Rows from a dataset:
········
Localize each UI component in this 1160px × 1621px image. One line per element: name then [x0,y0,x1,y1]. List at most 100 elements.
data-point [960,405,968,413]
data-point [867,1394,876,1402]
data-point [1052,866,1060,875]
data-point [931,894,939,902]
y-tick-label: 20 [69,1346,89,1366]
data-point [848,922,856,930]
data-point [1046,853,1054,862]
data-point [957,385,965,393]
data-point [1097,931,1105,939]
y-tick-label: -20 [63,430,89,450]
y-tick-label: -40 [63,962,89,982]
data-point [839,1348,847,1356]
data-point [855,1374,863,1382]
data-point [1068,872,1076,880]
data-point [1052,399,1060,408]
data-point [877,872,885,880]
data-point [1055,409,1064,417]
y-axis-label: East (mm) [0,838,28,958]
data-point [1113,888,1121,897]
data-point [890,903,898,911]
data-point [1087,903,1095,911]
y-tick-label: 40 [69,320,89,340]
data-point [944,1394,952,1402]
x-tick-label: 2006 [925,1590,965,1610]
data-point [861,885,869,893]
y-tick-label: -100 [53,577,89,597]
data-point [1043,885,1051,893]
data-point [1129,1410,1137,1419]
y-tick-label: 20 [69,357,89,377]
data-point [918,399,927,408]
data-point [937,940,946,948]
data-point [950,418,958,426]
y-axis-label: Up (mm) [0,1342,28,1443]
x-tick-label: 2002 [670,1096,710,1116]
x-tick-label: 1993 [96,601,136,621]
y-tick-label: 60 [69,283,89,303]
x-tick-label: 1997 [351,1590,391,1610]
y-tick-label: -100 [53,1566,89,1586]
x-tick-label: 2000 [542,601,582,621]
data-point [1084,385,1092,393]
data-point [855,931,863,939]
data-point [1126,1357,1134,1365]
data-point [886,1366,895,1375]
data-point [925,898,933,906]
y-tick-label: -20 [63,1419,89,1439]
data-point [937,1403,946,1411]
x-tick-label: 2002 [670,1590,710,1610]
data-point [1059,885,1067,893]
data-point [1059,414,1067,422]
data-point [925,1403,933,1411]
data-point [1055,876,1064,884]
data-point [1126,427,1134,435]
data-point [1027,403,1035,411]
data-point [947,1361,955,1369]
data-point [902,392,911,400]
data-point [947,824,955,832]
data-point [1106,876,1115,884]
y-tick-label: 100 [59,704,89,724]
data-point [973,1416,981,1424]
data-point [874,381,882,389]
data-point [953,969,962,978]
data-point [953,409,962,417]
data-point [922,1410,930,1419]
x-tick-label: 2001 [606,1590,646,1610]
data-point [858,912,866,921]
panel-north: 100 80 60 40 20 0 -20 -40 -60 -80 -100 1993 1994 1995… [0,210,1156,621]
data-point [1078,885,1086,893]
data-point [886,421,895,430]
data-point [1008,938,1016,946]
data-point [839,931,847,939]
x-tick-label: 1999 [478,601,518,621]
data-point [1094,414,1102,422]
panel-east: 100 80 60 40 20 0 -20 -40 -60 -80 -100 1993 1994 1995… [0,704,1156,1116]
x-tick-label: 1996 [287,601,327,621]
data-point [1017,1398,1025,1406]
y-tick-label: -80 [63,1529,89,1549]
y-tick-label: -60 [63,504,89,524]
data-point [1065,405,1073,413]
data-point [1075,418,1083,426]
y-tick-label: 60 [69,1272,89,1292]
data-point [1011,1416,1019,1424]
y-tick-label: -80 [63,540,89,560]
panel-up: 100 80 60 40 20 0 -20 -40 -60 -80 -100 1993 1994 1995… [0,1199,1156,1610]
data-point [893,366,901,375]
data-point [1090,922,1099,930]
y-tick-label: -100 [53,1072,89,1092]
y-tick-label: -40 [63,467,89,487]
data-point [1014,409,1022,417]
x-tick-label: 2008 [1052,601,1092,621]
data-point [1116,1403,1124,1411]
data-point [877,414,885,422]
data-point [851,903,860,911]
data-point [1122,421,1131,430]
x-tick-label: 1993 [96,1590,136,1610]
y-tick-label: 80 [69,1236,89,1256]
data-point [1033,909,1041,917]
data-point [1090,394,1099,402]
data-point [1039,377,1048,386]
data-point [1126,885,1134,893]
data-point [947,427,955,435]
········
> _Short task_
Write out the records again, swapping "data-point" for "marker" every time it appears and changing nothing else.

> _Reply to the exercise_
Localize each UI component in this 1160px × 1621px image. One line per element: name then [x0,y0,x1,y1]. List at most 100 elements.
marker [960,405,968,413]
marker [867,1394,876,1402]
marker [1052,866,1060,875]
marker [931,894,939,902]
y-tick-label: 20 [69,1346,89,1366]
marker [848,922,856,930]
marker [1046,853,1054,862]
marker [957,385,965,393]
marker [1097,931,1105,939]
y-tick-label: -20 [63,430,89,450]
y-tick-label: -40 [63,962,89,982]
marker [839,1348,847,1356]
marker [855,1374,863,1382]
marker [1068,872,1076,880]
marker [1052,399,1060,408]
marker [877,872,885,880]
marker [1055,409,1064,417]
y-axis-label: East (mm) [0,838,28,958]
marker [1113,888,1121,897]
marker [890,903,898,911]
marker [1087,903,1095,911]
y-tick-label: 40 [69,320,89,340]
marker [944,1394,952,1402]
x-tick-label: 2006 [925,1590,965,1610]
marker [861,885,869,893]
y-tick-label: -100 [53,577,89,597]
marker [1043,885,1051,893]
marker [1129,1410,1137,1419]
y-tick-label: 20 [69,357,89,377]
marker [918,399,927,408]
marker [937,940,946,948]
marker [950,418,958,426]
y-axis-label: Up (mm) [0,1342,28,1443]
x-tick-label: 2002 [670,1096,710,1116]
x-tick-label: 1993 [96,601,136,621]
y-tick-label: 60 [69,283,89,303]
x-tick-label: 1997 [351,1590,391,1610]
y-tick-label: -100 [53,1566,89,1586]
x-tick-label: 2000 [542,601,582,621]
marker [1084,385,1092,393]
marker [855,931,863,939]
marker [1126,1357,1134,1365]
marker [886,1366,895,1375]
marker [925,898,933,906]
y-tick-label: -20 [63,1419,89,1439]
marker [937,1403,946,1411]
x-tick-label: 2002 [670,1590,710,1610]
marker [1059,885,1067,893]
marker [1059,414,1067,422]
marker [925,1403,933,1411]
marker [1055,876,1064,884]
marker [1126,427,1134,435]
marker [1027,403,1035,411]
marker [947,1361,955,1369]
marker [902,392,911,400]
marker [947,824,955,832]
marker [1106,876,1115,884]
y-tick-label: 100 [59,704,89,724]
marker [973,1416,981,1424]
marker [874,381,882,389]
marker [953,969,962,978]
marker [953,409,962,417]
marker [922,1410,930,1419]
x-tick-label: 2001 [606,1590,646,1610]
marker [858,912,866,921]
panel-north: 100 80 60 40 20 0 -20 -40 -60 -80 -100 1993 1994 1995… [0,210,1156,621]
marker [1078,885,1086,893]
marker [886,421,895,430]
marker [1008,938,1016,946]
marker [839,931,847,939]
x-tick-label: 1999 [478,601,518,621]
marker [1094,414,1102,422]
panel-east: 100 80 60 40 20 0 -20 -40 -60 -80 -100 1993 1994 1995… [0,704,1156,1116]
x-tick-label: 1996 [287,601,327,621]
marker [1017,1398,1025,1406]
y-tick-label: -80 [63,1529,89,1549]
y-tick-label: -60 [63,504,89,524]
marker [1065,405,1073,413]
marker [1075,418,1083,426]
y-tick-label: 60 [69,1272,89,1292]
marker [1011,1416,1019,1424]
y-tick-label: -80 [63,540,89,560]
panel-up: 100 80 60 40 20 0 -20 -40 -60 -80 -100 1993 1994 1995… [0,1199,1156,1610]
marker [893,366,901,375]
marker [1090,922,1099,930]
y-tick-label: -100 [53,1072,89,1092]
y-tick-label: -40 [63,467,89,487]
marker [1014,409,1022,417]
x-tick-label: 2008 [1052,601,1092,621]
marker [1116,1403,1124,1411]
marker [877,414,885,422]
marker [851,903,860,911]
marker [1122,421,1131,430]
x-tick-label: 1993 [96,1590,136,1610]
y-tick-label: 80 [69,1236,89,1256]
marker [1033,909,1041,917]
marker [1090,394,1099,402]
marker [1039,377,1048,386]
marker [1126,885,1134,893]
marker [947,427,955,435]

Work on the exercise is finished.